Stored records:
** begin **

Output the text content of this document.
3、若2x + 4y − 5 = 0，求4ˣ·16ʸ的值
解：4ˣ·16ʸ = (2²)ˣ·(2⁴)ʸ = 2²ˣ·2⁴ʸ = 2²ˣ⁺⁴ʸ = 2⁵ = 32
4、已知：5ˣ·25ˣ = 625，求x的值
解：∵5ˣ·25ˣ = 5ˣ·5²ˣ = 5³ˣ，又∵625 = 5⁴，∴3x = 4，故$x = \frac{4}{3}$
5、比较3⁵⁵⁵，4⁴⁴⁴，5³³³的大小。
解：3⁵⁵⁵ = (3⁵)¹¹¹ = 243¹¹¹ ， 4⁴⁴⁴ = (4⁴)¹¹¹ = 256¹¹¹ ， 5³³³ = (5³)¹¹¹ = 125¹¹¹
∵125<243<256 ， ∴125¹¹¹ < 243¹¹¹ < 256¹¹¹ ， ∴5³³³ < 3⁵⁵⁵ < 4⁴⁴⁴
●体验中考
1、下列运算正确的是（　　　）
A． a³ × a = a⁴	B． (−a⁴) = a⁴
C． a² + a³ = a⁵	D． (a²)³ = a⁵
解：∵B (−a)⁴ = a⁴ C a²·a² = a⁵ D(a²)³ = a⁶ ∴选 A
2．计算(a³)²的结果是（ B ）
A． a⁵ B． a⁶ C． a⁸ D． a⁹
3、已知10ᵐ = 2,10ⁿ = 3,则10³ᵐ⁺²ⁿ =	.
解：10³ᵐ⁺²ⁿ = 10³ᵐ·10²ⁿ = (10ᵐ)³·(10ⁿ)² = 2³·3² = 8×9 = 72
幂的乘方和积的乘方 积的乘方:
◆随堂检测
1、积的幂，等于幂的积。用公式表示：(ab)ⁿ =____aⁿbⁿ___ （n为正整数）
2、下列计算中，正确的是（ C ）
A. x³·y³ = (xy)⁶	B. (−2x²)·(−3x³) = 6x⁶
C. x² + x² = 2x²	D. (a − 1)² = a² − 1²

** end **

Copy down the material exactly as written.

_Written answer:_
Output the text content of this document.
3、若2x + 4y − 5 = 0，求4ˣ·16ʸ的值
解：4ˣ·16ʸ = (2²)ˣ·(2⁴)ʸ = 2²ˣ·2⁴ʸ = 2²ˣ⁺⁴ʸ = 2⁵ = 32
4、已知：5ˣ·25ˣ = 625，求x的值
解：∵5ˣ·25ˣ = 5ˣ·5²ˣ = 5³ˣ，又∵625 = 5⁴，∴3x = 4，故$x = \frac{4}{3}$
5、比较3⁵⁵⁵，4⁴⁴⁴，5³³³的大小。
解：3⁵⁵⁵ = (3⁵)¹¹¹ = 243¹¹¹ ， 4⁴⁴⁴ = (4⁴)¹¹¹ = 256¹¹¹ ， 5³³³ = (5³)¹¹¹ = 125¹¹¹
∵125<243<256 ， ∴125¹¹¹ < 243¹¹¹ < 256¹¹¹ ， ∴5³³³ < 3⁵⁵⁵ < 4⁴⁴⁴
●体验中考
1、下列运算正确的是（　　　）
A． a³ × a = a⁴	B． (−a⁴) = a⁴
C． a² + a³ = a⁵	D． (a²)³ = a⁵
解：∵B (−a)⁴ = a⁴ C a²·a² = a⁵ D(a²)³ = a⁶ ∴选 A
2．计算(a³)²的结果是（ B ）
A． a⁵ B． a⁶ C． a⁸ D． a⁹
3、已知10ᵐ = 2,10ⁿ = 3,则10³ᵐ⁺²ⁿ =	.
解：10³ᵐ⁺²ⁿ = 10³ᵐ·10²ⁿ = (10ᵐ)³·(10ⁿ)² = 2³·3² = 8×9 = 72
幂的乘方和积的乘方 积的乘方:
◆随堂检测
1、积的幂，等于幂的积。用公式表示：(ab)ⁿ =____aⁿbⁿ___ （n为正整数）
2、下列计算中，正确的是（ C ）
A. x³·y³ = (xy)⁶	B. (−2x²)·(−3x³) = 6x⁶
C. x² + x² = 2x²	D. (a − 1)² = a² − 1²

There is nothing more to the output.